# What you have to do
Find the word "現在のスライド" in the material below and gather every line that contains it.

--- Start ---

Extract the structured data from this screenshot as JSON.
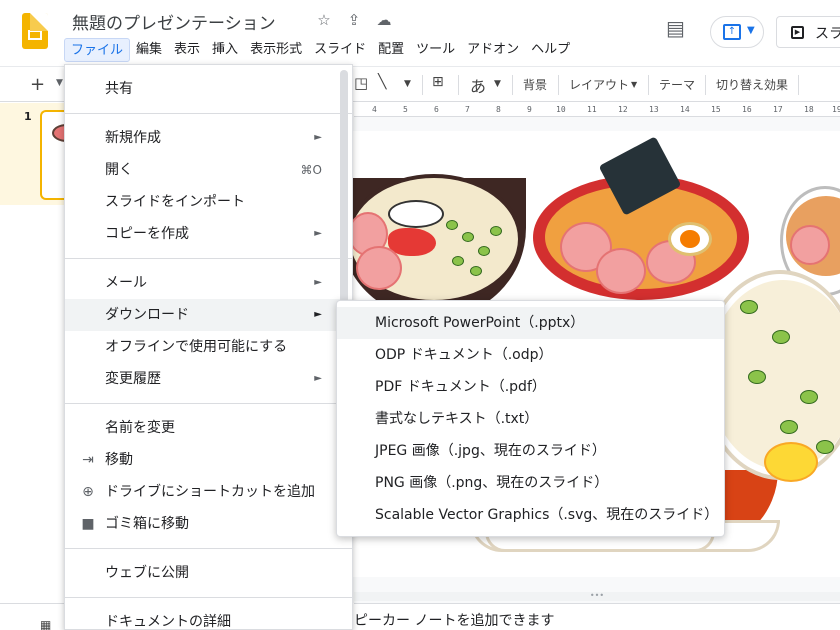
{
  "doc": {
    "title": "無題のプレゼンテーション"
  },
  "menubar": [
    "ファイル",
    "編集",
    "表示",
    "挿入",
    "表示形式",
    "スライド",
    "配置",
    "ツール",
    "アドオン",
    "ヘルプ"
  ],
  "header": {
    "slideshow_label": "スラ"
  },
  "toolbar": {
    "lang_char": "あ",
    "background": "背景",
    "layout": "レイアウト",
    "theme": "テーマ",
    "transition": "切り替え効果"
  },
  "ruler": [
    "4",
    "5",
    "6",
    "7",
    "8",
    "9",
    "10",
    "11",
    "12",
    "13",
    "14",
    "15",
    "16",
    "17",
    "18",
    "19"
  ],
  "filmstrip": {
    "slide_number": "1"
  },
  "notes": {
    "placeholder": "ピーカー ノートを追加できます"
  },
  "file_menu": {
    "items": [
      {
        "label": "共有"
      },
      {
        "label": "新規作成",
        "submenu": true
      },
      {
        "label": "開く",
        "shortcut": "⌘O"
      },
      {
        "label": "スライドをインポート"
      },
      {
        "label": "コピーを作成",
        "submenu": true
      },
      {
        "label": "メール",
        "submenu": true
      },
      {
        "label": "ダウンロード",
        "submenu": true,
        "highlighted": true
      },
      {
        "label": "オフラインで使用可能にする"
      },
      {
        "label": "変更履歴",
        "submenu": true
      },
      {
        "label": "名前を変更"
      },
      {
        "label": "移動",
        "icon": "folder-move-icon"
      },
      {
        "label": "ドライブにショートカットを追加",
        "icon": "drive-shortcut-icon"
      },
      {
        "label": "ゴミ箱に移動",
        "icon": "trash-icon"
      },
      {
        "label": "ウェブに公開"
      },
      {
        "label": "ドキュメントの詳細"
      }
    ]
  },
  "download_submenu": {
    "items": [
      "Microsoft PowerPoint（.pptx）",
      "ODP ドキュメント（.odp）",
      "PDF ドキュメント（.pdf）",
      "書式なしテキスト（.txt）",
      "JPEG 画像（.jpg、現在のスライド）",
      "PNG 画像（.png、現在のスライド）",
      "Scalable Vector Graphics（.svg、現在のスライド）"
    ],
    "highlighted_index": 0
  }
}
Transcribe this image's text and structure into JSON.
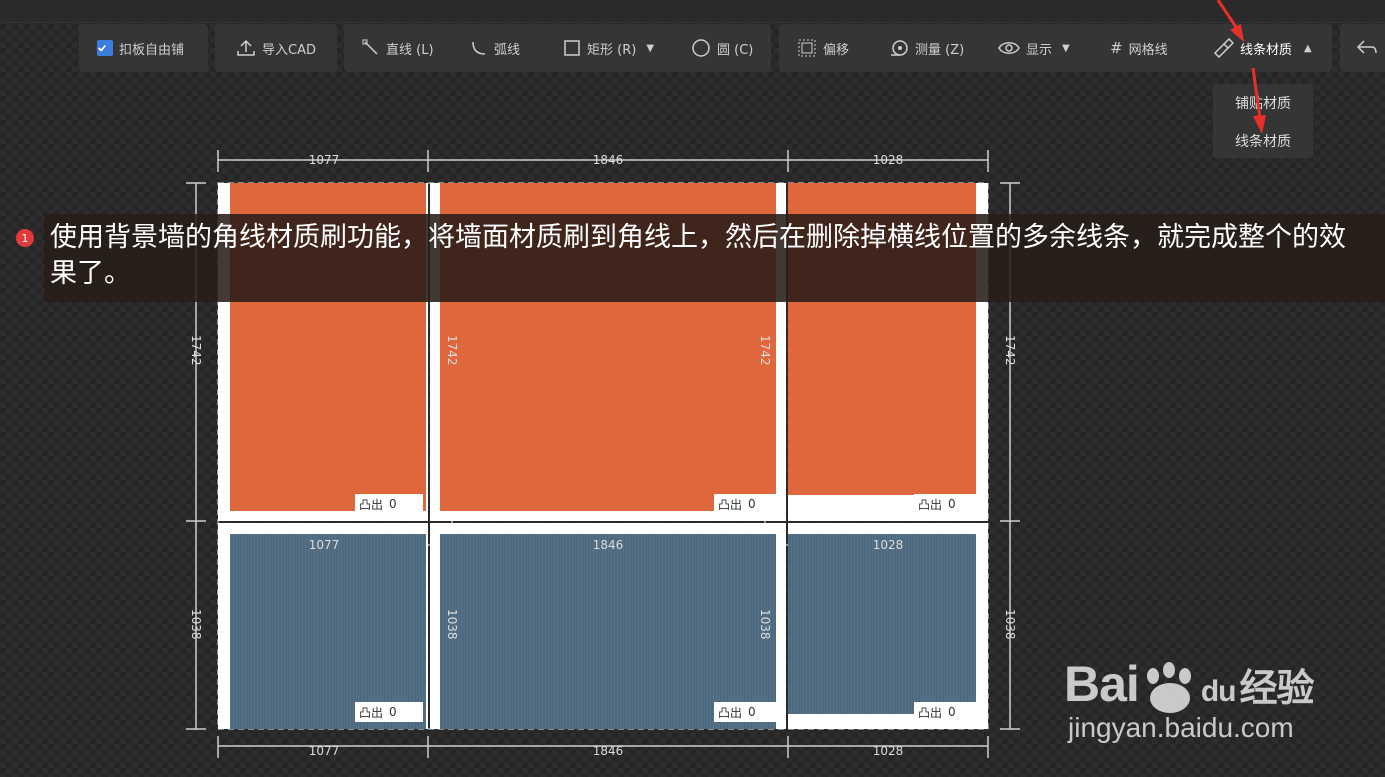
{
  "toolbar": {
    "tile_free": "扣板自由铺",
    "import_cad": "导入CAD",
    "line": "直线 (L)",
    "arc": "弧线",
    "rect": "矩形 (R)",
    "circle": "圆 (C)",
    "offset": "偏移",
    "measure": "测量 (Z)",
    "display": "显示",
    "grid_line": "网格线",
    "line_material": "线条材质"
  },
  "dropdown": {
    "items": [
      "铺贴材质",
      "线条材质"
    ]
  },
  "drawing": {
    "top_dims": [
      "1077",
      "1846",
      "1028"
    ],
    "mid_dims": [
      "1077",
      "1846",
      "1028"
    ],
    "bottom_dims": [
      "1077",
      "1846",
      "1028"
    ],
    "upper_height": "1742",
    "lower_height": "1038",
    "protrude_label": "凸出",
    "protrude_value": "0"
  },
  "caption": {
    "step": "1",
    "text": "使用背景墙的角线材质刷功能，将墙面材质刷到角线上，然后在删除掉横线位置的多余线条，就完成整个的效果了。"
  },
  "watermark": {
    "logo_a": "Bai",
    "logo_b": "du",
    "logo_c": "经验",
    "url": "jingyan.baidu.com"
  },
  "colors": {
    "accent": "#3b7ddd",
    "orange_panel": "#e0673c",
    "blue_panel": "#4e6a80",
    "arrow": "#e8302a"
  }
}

--- End ---

# The completed task
      "JPEG 画像（.jpg、現在のスライド）",
      "PNG 画像（.png、現在のスライド）",
      "Scalable Vector Graphics（.svg、現在のスライド）"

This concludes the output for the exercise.